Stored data
····················
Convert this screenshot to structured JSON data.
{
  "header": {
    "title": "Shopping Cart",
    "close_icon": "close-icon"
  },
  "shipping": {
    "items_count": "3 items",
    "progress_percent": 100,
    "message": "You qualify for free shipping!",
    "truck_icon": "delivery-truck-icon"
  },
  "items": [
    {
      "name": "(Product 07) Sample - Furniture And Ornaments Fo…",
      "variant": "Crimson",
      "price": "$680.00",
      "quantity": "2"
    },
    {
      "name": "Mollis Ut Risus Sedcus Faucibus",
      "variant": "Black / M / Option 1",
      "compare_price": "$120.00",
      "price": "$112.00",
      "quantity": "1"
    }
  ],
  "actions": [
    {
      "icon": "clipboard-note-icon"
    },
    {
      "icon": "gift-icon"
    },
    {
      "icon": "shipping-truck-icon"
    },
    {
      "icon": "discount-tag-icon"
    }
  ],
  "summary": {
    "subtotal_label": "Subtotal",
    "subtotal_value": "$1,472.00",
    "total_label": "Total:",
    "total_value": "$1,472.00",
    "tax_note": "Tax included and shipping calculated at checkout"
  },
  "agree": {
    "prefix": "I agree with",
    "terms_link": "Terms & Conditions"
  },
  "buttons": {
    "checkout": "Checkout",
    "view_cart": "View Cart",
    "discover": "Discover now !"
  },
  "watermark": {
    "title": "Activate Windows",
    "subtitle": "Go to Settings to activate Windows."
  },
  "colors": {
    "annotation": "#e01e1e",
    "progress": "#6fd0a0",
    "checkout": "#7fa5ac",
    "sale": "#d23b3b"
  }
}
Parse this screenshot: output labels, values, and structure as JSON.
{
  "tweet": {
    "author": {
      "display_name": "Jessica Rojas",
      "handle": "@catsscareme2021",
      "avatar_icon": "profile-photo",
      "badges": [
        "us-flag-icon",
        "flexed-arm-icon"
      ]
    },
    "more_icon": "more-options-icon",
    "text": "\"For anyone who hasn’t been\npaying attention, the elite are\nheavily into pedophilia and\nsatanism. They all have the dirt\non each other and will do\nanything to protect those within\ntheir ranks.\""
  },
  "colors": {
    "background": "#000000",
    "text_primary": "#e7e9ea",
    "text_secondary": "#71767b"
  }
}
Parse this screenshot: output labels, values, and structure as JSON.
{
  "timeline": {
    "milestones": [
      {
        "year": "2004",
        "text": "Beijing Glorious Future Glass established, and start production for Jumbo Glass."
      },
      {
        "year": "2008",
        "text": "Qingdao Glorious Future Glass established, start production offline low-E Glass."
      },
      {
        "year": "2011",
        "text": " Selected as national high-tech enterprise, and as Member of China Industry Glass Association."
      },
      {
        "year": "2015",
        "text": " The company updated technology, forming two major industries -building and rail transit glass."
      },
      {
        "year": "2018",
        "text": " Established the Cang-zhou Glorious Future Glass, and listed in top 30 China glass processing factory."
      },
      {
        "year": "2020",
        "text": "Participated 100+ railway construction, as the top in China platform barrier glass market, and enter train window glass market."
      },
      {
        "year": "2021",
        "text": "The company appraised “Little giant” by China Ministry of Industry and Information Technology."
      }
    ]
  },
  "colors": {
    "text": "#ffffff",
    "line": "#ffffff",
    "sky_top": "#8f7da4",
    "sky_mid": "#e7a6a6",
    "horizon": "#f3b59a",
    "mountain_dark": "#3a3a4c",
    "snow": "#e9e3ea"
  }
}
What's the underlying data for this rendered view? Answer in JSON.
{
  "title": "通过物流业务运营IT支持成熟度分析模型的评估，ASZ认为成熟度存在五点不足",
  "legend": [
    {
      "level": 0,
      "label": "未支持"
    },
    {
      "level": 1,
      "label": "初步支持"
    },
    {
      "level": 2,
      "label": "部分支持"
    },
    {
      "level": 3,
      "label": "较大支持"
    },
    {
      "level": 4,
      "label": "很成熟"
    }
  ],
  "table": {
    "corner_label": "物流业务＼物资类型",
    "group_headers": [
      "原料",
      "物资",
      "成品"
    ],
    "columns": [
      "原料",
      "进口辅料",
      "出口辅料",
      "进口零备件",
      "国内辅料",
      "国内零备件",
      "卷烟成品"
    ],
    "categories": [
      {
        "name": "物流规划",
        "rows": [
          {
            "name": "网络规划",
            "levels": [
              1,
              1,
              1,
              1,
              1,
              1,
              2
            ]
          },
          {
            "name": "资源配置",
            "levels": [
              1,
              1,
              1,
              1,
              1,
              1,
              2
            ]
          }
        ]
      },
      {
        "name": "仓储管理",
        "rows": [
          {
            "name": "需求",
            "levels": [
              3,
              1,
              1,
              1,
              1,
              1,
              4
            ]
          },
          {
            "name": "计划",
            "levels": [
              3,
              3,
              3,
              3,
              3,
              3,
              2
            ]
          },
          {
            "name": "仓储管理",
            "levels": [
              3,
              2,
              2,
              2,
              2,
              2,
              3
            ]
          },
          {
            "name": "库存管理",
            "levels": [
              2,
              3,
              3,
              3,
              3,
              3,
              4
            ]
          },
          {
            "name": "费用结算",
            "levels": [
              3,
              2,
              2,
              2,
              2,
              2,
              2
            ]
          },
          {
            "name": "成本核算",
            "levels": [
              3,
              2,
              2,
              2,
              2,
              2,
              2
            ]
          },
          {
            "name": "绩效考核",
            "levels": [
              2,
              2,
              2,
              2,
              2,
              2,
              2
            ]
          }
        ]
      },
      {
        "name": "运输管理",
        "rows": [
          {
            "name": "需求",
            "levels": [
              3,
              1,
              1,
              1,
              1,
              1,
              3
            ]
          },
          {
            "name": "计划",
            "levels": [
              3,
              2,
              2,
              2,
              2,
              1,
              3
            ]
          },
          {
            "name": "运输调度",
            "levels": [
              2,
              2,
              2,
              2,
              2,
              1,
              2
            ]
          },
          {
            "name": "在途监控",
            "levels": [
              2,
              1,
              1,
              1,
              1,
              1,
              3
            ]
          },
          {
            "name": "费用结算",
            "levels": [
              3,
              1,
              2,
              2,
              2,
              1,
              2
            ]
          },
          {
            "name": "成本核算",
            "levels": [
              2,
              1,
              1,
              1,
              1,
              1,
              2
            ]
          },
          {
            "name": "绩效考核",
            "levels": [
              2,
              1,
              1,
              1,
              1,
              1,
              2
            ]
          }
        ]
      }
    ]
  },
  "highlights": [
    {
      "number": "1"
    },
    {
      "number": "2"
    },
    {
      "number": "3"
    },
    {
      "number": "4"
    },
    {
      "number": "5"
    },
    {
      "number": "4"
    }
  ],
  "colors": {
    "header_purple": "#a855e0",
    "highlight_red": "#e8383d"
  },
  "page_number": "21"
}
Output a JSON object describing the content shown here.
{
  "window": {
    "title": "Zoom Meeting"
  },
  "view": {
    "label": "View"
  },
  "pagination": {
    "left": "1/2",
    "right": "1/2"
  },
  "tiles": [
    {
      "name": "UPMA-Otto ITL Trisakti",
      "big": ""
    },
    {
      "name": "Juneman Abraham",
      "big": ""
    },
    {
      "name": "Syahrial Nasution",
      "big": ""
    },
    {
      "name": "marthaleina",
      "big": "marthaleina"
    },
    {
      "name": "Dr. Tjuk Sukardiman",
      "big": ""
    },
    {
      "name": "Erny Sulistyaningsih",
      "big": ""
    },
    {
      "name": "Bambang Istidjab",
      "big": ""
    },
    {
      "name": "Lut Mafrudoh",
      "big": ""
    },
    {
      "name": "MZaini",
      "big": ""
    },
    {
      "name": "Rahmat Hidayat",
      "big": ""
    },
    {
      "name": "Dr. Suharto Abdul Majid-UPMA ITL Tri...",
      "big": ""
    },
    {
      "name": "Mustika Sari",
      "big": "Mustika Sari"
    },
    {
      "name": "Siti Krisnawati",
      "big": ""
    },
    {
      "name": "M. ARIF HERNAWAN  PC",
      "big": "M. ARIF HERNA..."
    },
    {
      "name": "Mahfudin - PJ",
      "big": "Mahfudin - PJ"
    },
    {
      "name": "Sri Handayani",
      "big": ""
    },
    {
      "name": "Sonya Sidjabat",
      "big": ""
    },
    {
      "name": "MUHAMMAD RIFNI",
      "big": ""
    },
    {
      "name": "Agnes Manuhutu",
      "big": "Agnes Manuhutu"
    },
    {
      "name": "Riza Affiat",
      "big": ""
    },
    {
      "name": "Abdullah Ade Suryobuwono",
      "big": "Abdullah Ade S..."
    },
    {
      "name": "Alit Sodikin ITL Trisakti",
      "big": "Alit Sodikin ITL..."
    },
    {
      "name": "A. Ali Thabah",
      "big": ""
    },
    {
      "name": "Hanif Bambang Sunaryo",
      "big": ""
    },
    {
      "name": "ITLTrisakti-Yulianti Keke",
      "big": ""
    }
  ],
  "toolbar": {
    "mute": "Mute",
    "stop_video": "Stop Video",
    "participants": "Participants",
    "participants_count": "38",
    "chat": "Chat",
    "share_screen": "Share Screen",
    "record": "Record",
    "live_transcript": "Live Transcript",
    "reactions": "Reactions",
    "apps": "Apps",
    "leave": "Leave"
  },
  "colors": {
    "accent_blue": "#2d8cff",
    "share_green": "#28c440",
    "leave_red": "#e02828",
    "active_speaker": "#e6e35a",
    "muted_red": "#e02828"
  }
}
····················
Exercise prompt ▸ Lines containing the word "Future" are to be counted in the listing; state their number alone.

Task solution ▸ 3